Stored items
————————

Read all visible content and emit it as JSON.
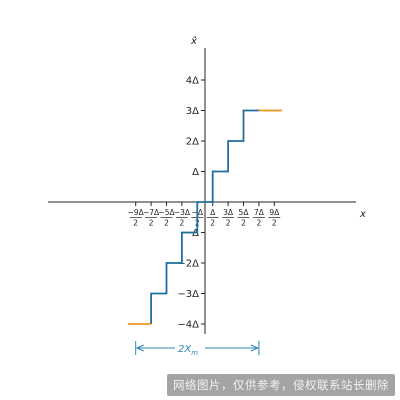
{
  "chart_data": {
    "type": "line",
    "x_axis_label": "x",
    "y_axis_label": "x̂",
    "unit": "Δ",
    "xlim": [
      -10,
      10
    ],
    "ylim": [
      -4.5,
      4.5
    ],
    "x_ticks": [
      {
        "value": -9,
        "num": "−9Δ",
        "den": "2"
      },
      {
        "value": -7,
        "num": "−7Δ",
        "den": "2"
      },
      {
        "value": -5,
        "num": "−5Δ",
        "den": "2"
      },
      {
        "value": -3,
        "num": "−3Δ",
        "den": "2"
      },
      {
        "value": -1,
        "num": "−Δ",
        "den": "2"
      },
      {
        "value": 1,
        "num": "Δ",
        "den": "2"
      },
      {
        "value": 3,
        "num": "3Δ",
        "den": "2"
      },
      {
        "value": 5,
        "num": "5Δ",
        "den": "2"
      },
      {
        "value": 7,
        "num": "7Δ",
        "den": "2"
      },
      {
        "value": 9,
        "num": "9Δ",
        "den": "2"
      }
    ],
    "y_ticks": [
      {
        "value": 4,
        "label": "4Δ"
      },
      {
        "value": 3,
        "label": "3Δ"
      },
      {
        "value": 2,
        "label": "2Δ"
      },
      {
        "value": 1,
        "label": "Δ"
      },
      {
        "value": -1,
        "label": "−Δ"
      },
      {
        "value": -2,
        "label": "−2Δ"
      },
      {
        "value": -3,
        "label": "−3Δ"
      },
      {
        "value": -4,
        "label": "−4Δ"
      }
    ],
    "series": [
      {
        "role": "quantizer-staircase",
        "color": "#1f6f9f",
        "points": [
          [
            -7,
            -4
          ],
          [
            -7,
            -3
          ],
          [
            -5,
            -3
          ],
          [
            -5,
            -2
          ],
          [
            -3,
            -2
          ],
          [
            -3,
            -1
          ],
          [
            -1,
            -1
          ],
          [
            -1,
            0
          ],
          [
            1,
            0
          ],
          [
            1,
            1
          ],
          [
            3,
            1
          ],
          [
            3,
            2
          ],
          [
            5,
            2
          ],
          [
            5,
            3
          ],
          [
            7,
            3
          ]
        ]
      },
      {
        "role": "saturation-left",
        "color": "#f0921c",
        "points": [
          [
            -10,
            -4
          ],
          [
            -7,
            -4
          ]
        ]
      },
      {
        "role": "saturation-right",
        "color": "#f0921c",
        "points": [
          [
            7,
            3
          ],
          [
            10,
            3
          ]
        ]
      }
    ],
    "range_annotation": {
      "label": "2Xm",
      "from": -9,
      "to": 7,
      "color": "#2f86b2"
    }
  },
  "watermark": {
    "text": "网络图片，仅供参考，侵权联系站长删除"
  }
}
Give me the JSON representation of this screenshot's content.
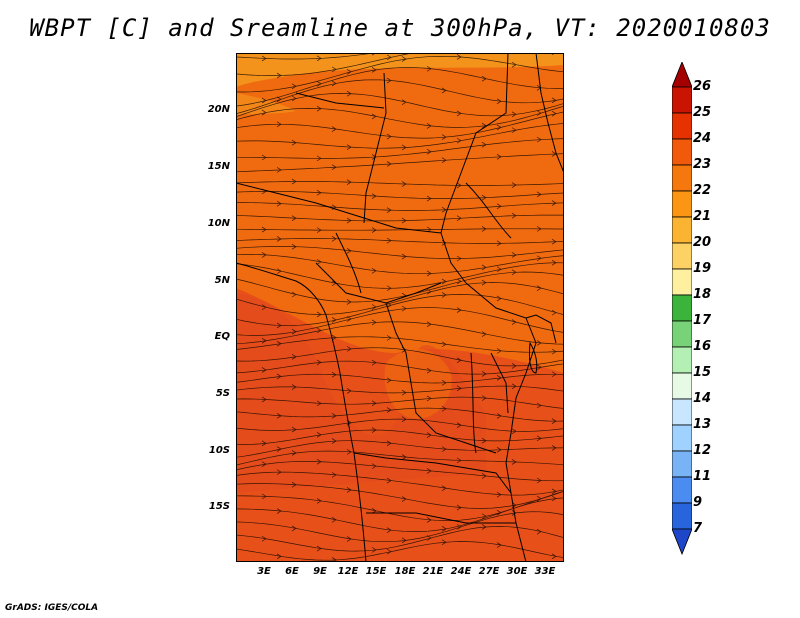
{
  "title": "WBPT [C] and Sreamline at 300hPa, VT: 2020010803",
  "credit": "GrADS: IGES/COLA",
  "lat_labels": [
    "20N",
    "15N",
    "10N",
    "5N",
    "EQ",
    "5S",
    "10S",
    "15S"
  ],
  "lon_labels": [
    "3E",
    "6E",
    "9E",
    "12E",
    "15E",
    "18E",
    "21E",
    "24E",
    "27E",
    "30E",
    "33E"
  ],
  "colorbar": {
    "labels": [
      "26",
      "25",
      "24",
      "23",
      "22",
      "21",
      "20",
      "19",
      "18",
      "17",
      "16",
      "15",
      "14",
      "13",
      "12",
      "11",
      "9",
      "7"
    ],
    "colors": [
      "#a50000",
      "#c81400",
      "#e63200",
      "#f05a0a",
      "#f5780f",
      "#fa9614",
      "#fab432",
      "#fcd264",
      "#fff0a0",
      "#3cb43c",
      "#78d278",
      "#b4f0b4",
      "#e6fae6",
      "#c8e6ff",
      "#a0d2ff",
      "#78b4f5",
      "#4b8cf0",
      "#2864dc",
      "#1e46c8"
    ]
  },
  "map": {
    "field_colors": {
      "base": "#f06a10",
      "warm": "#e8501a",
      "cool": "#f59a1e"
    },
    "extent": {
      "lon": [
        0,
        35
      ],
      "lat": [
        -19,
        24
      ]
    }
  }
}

————————

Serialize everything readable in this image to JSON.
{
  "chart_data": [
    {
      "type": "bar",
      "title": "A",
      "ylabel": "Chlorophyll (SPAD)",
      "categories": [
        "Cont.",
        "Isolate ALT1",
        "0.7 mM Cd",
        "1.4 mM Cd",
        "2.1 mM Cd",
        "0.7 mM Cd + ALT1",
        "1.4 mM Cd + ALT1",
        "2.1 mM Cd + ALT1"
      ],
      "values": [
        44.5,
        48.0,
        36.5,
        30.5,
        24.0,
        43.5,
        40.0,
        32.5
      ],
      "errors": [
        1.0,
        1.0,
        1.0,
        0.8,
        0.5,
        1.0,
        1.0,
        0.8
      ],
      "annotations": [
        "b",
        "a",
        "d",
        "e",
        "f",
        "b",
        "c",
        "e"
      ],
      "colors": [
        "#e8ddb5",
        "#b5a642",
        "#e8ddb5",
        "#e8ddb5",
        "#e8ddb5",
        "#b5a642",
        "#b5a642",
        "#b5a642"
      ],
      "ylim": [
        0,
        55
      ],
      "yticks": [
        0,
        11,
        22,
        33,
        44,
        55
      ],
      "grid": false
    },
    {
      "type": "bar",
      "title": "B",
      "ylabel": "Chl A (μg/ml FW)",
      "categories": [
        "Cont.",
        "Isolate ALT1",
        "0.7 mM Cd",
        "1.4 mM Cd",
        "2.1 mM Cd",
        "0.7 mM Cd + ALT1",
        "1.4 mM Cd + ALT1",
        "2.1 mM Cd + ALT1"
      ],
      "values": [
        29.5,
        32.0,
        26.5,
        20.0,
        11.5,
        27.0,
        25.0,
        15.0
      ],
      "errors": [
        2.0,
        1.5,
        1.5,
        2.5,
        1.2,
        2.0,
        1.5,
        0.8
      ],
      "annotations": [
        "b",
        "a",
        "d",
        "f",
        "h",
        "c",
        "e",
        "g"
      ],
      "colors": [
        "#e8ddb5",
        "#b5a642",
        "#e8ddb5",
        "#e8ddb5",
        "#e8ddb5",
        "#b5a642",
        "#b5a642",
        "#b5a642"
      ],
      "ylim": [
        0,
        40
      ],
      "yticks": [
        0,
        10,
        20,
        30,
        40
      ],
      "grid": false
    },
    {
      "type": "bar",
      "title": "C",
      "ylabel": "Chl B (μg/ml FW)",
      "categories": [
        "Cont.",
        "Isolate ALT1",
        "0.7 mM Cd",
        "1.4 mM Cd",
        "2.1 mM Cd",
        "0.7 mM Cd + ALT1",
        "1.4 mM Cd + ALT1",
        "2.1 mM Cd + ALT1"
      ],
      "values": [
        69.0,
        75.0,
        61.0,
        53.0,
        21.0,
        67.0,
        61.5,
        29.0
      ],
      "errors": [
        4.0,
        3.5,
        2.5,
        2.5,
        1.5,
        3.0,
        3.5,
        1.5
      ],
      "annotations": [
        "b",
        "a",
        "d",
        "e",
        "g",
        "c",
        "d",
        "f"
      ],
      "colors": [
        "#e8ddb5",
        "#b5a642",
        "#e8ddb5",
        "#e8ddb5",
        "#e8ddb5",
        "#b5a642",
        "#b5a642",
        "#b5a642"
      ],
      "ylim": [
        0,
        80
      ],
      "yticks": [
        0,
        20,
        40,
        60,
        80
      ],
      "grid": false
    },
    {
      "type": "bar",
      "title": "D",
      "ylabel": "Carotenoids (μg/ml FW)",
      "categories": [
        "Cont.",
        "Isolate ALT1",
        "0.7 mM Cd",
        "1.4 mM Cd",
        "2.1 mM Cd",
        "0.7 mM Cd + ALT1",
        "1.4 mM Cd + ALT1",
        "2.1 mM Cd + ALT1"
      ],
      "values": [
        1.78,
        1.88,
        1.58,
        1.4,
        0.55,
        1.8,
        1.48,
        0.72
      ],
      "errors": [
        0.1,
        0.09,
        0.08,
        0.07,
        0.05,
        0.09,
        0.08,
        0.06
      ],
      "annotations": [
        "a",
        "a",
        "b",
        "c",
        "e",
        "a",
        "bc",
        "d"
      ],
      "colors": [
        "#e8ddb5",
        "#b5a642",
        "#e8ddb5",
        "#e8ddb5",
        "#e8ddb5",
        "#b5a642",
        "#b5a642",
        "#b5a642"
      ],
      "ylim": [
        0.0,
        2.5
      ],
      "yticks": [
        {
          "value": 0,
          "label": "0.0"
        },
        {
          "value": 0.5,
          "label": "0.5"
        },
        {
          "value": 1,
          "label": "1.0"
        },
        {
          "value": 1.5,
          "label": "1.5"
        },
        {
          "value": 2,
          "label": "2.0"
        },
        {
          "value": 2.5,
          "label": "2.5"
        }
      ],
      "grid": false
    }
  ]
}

————————

Gather all the lines that include the word "JSON" and copy them out.

# Final answer
Read all visible content and emit it as JSON.
Give me the JSON representation of this screenshot's content.
Serialize everything readable in this image to JSON.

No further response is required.